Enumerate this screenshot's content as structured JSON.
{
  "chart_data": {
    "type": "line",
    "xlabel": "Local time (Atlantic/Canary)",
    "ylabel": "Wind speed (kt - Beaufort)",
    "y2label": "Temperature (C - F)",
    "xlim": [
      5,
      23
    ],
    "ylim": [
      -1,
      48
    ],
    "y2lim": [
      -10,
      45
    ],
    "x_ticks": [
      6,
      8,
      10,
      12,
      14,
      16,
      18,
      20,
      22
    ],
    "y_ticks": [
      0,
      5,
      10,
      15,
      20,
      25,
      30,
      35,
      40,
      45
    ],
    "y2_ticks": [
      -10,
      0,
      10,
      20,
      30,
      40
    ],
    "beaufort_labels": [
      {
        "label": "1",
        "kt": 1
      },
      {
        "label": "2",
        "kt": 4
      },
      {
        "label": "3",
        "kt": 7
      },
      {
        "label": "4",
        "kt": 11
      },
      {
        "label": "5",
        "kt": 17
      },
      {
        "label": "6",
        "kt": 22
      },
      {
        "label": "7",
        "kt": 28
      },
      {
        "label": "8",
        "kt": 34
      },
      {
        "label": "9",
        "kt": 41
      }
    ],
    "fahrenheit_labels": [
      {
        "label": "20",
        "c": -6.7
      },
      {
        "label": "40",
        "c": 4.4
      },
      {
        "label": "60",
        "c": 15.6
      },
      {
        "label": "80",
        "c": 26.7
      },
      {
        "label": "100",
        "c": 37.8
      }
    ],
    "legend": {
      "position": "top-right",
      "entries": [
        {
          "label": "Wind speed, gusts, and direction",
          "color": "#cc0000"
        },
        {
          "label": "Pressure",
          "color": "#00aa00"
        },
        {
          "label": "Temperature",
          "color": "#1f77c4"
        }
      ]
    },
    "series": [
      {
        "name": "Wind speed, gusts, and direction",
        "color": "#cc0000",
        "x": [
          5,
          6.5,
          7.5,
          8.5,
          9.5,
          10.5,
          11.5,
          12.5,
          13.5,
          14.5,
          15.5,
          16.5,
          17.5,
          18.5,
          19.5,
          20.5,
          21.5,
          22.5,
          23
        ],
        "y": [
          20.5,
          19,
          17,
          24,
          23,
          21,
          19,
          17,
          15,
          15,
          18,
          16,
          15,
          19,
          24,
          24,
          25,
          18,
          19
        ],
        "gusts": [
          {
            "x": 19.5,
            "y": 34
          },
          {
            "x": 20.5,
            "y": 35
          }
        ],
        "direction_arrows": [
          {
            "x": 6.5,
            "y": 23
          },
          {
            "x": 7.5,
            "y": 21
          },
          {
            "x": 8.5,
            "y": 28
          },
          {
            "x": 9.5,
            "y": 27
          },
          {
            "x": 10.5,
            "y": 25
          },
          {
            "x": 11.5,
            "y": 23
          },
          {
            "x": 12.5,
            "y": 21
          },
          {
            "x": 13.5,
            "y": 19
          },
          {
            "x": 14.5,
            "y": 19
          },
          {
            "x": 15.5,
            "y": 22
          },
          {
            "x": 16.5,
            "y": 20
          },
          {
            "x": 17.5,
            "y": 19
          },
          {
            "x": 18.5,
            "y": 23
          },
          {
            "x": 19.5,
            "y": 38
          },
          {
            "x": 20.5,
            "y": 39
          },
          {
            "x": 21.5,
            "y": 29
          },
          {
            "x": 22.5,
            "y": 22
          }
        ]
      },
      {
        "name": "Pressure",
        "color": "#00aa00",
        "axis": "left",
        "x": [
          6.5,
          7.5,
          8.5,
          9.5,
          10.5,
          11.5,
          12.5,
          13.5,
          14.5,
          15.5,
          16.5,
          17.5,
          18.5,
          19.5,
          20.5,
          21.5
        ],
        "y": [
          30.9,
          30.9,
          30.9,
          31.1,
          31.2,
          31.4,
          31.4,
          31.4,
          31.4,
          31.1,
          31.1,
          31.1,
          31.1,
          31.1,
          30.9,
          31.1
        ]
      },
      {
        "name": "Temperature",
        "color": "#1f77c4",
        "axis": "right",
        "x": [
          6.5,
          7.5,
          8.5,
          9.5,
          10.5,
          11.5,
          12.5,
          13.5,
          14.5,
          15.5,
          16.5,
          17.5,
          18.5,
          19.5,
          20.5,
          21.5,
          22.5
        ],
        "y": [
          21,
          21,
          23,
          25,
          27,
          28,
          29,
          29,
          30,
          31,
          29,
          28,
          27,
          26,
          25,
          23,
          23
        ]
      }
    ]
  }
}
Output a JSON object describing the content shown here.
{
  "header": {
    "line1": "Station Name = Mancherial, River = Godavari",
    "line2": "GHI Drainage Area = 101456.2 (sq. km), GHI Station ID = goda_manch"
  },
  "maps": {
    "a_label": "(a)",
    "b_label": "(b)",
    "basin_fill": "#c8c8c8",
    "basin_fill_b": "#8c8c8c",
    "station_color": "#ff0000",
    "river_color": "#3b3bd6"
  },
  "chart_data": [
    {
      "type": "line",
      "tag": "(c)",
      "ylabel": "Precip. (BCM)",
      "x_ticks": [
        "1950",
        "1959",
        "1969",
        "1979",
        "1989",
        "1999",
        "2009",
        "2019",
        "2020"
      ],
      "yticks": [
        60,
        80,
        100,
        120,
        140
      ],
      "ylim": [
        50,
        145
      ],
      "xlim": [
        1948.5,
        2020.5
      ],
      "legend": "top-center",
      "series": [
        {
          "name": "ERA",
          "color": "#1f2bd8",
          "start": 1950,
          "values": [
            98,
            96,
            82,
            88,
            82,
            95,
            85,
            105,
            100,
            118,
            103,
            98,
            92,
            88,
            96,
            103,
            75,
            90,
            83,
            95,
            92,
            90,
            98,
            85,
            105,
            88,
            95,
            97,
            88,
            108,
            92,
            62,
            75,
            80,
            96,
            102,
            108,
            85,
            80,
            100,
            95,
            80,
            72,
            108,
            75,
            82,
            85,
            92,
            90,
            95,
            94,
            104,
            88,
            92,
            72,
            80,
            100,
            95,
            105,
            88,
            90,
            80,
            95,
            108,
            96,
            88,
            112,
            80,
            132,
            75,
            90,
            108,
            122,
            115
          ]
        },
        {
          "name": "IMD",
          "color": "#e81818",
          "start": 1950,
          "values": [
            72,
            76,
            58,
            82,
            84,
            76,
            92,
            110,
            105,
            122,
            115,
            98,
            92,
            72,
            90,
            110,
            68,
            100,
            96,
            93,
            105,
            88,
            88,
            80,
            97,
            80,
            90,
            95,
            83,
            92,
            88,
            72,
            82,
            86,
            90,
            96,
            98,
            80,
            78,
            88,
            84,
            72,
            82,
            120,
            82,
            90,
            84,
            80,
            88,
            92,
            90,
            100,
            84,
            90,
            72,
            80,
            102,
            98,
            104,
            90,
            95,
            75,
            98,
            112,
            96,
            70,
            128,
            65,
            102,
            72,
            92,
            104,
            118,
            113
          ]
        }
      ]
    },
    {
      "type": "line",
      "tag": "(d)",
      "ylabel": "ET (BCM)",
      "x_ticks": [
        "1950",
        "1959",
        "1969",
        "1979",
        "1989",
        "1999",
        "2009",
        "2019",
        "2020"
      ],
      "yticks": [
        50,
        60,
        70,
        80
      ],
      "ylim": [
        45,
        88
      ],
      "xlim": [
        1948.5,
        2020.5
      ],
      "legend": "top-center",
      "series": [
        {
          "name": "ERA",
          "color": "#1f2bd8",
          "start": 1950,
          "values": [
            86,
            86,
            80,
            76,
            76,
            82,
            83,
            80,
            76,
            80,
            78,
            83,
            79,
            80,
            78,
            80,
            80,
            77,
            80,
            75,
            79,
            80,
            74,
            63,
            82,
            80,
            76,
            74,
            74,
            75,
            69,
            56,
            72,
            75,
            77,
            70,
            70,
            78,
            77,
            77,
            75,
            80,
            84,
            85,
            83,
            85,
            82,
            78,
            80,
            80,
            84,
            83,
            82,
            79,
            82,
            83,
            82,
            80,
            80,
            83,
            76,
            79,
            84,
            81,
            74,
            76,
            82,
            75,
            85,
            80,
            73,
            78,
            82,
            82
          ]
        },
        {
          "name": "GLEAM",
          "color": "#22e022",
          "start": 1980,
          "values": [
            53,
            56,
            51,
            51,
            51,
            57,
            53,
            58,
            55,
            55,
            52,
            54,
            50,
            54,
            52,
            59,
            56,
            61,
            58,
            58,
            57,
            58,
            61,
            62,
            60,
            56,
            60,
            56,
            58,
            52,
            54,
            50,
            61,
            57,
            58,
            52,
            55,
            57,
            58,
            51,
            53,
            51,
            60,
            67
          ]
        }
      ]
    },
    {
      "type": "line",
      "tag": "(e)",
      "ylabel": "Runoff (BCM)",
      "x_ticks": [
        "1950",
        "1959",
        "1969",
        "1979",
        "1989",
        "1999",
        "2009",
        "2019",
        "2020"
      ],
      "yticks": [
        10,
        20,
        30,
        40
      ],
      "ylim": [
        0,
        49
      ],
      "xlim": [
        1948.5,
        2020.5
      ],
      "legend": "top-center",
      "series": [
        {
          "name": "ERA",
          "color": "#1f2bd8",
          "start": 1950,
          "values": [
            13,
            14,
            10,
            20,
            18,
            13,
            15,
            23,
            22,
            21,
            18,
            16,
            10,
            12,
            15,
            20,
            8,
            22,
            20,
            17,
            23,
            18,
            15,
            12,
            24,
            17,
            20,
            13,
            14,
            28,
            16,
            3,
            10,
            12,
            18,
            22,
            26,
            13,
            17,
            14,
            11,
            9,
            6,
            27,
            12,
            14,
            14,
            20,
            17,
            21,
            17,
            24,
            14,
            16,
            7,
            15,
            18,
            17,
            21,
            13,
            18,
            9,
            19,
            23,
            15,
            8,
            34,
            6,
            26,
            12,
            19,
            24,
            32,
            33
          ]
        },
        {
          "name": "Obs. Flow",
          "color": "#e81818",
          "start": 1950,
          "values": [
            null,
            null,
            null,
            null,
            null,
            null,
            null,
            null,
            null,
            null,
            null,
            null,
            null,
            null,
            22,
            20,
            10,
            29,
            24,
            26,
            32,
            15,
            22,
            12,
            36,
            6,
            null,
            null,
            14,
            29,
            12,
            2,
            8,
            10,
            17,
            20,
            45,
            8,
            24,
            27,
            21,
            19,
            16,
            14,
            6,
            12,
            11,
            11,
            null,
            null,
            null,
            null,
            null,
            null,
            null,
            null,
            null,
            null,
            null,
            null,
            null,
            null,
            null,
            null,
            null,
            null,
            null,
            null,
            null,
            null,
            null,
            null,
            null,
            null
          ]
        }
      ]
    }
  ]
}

### Objective
Pull out every line in the data above that has the word "Temperature".

### Output of the task
    "y2label": "Temperature (C - F)",
          "label": "Temperature",
        "name": "Temperature",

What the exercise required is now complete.